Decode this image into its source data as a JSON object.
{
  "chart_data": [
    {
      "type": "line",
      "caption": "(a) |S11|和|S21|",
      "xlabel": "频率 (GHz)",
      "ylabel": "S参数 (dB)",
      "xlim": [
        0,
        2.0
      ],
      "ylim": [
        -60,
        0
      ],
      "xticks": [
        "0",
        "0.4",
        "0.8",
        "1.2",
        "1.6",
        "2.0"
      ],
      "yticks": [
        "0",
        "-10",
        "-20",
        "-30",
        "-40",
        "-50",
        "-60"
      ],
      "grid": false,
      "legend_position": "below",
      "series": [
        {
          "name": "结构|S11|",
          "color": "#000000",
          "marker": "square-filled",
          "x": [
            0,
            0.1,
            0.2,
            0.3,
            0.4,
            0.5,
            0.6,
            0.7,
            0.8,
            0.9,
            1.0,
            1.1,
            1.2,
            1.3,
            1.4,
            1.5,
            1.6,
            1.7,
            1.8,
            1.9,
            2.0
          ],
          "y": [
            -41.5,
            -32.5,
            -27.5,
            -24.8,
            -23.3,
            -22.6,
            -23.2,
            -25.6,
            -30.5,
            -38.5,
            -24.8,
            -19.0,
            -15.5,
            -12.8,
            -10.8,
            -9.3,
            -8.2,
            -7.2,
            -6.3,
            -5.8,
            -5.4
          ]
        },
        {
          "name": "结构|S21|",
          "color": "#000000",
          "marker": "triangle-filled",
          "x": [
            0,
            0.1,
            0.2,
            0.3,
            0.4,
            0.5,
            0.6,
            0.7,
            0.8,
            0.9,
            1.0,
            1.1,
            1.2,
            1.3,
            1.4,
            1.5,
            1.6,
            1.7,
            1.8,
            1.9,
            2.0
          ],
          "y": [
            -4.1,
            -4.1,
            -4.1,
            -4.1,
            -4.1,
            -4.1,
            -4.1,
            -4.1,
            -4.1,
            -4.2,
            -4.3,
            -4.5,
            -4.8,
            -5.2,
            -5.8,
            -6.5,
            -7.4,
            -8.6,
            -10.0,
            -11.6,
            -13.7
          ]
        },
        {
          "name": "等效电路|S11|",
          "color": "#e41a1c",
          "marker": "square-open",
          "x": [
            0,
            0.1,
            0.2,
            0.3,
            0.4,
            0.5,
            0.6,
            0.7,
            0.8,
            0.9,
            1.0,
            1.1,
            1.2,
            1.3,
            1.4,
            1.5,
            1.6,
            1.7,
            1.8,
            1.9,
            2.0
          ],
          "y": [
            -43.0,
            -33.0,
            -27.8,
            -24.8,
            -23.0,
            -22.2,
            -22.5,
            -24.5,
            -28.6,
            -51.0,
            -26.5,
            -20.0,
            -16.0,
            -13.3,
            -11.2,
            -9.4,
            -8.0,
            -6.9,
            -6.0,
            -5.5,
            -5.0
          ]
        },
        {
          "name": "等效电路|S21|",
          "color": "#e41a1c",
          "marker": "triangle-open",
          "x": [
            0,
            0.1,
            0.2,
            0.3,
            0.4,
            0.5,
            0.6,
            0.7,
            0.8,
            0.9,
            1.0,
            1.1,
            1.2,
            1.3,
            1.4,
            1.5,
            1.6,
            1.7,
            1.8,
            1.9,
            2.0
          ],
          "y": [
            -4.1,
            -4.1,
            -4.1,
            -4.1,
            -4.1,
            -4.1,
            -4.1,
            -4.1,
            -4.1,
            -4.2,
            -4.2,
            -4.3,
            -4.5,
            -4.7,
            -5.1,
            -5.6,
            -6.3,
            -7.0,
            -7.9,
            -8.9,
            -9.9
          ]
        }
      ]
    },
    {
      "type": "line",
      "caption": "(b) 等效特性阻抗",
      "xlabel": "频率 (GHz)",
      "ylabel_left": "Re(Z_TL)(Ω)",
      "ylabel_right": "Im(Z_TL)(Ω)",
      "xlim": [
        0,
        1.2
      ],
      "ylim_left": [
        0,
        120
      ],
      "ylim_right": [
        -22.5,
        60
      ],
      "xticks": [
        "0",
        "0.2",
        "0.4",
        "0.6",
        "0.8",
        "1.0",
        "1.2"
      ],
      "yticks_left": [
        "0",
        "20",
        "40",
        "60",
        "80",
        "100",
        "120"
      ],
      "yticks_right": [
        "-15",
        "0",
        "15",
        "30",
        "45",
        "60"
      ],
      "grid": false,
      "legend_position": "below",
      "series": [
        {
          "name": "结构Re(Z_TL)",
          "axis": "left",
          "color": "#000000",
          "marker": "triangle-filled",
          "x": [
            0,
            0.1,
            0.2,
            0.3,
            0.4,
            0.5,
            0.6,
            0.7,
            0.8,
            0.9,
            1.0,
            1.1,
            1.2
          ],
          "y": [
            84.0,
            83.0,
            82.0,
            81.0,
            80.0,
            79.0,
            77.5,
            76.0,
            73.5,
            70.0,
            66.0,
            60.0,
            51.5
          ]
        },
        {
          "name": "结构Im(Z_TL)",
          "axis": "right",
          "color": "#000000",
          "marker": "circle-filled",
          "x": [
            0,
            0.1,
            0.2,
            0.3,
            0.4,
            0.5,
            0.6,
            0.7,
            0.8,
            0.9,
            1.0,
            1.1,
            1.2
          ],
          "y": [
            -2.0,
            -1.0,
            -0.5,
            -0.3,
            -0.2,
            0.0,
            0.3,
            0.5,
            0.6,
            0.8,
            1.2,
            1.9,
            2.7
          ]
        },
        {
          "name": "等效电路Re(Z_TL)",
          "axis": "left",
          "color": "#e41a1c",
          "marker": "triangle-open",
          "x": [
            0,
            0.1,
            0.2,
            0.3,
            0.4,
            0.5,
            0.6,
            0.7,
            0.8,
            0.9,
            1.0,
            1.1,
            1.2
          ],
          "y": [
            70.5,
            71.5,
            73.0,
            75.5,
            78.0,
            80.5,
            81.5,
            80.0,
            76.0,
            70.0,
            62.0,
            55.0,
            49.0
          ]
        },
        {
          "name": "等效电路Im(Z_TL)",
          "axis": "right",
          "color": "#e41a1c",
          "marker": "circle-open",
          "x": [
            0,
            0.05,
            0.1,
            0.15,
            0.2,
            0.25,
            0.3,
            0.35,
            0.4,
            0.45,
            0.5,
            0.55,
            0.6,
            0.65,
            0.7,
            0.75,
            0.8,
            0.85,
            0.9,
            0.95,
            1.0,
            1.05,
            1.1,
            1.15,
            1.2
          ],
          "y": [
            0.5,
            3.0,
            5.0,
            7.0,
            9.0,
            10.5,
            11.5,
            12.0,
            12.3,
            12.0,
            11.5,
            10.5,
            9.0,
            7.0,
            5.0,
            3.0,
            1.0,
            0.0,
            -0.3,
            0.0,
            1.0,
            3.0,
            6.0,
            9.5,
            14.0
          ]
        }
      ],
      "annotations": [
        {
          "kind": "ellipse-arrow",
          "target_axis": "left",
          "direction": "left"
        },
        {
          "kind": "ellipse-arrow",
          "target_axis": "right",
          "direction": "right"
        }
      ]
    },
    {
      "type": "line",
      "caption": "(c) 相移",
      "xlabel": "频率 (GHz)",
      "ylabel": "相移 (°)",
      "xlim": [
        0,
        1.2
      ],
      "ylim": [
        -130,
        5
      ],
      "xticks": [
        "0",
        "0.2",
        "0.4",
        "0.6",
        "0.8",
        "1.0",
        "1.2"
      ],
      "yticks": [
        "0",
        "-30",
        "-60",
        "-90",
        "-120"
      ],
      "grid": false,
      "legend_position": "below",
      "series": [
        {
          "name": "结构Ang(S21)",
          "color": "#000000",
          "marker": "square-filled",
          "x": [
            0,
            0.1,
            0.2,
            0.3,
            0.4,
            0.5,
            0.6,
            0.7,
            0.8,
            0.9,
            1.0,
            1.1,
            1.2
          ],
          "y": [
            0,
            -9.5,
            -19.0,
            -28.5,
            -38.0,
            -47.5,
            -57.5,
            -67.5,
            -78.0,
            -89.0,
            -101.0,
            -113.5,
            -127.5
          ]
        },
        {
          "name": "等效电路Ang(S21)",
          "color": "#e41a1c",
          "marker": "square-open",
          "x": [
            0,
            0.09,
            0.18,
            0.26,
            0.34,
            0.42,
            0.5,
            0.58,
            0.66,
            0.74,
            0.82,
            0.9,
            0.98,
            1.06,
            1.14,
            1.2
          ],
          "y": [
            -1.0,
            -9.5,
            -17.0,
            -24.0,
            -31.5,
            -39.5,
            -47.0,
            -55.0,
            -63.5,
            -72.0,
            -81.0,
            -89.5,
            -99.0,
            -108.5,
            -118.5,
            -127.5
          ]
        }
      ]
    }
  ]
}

| Aim of the task |
Return only the number of lines in the data that contain "circle".

| Result |
2